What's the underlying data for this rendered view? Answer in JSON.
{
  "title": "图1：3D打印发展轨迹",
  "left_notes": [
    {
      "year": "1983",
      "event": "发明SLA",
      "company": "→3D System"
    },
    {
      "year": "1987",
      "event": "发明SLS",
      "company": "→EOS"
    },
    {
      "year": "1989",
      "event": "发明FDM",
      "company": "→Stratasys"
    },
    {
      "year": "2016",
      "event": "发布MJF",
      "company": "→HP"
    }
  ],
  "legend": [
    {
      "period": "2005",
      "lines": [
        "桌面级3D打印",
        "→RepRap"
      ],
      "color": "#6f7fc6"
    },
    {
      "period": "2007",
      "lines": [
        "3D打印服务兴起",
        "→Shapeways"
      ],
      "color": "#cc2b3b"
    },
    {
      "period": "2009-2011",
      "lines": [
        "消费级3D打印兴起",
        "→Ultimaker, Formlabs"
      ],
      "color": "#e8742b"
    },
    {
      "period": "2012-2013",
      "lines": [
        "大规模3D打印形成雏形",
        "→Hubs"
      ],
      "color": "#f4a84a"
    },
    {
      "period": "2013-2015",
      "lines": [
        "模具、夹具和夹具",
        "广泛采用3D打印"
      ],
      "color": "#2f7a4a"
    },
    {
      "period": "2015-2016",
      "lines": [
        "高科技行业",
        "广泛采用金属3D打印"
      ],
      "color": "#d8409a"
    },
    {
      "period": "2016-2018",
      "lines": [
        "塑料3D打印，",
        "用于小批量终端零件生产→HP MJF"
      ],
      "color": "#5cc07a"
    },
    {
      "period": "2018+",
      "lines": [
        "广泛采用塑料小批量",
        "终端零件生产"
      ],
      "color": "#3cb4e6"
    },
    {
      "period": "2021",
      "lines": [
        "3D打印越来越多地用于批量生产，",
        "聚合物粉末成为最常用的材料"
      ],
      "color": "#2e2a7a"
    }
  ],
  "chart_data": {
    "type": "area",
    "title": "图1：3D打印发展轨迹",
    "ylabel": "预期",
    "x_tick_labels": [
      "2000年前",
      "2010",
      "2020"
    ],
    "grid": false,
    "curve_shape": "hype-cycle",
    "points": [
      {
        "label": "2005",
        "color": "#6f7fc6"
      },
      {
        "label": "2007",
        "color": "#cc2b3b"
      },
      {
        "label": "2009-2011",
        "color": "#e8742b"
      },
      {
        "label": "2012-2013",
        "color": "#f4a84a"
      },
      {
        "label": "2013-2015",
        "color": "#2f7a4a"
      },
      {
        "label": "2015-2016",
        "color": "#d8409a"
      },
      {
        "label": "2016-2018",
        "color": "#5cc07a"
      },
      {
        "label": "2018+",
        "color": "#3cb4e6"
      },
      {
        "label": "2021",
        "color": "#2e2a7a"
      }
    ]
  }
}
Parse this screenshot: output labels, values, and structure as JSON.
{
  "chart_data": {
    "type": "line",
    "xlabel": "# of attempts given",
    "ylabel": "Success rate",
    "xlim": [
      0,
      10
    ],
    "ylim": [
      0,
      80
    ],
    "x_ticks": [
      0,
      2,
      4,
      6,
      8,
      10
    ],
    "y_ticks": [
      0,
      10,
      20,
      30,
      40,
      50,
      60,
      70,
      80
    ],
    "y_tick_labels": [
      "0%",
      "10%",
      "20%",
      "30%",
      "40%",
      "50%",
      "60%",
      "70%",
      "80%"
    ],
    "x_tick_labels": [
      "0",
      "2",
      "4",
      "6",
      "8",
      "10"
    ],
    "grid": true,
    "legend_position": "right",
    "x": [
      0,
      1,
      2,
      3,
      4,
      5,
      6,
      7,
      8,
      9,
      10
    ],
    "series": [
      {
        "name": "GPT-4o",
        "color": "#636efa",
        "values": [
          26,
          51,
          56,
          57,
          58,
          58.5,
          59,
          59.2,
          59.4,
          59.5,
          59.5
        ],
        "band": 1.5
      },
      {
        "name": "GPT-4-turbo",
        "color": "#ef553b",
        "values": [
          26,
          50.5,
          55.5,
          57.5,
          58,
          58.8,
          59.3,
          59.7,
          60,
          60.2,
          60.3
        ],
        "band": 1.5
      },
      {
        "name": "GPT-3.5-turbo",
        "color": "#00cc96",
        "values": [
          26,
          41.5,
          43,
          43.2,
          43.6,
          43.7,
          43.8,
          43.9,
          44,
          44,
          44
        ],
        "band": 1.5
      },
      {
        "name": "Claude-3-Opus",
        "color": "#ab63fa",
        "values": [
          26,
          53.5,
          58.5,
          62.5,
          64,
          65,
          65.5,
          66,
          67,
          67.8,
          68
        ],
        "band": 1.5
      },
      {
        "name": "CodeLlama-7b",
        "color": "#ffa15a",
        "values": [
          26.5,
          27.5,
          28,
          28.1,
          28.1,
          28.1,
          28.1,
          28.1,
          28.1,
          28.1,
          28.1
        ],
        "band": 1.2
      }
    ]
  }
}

_What this task involves:_ Give only the number of lines in the material above that hold the word "name".

_The reply:_ 5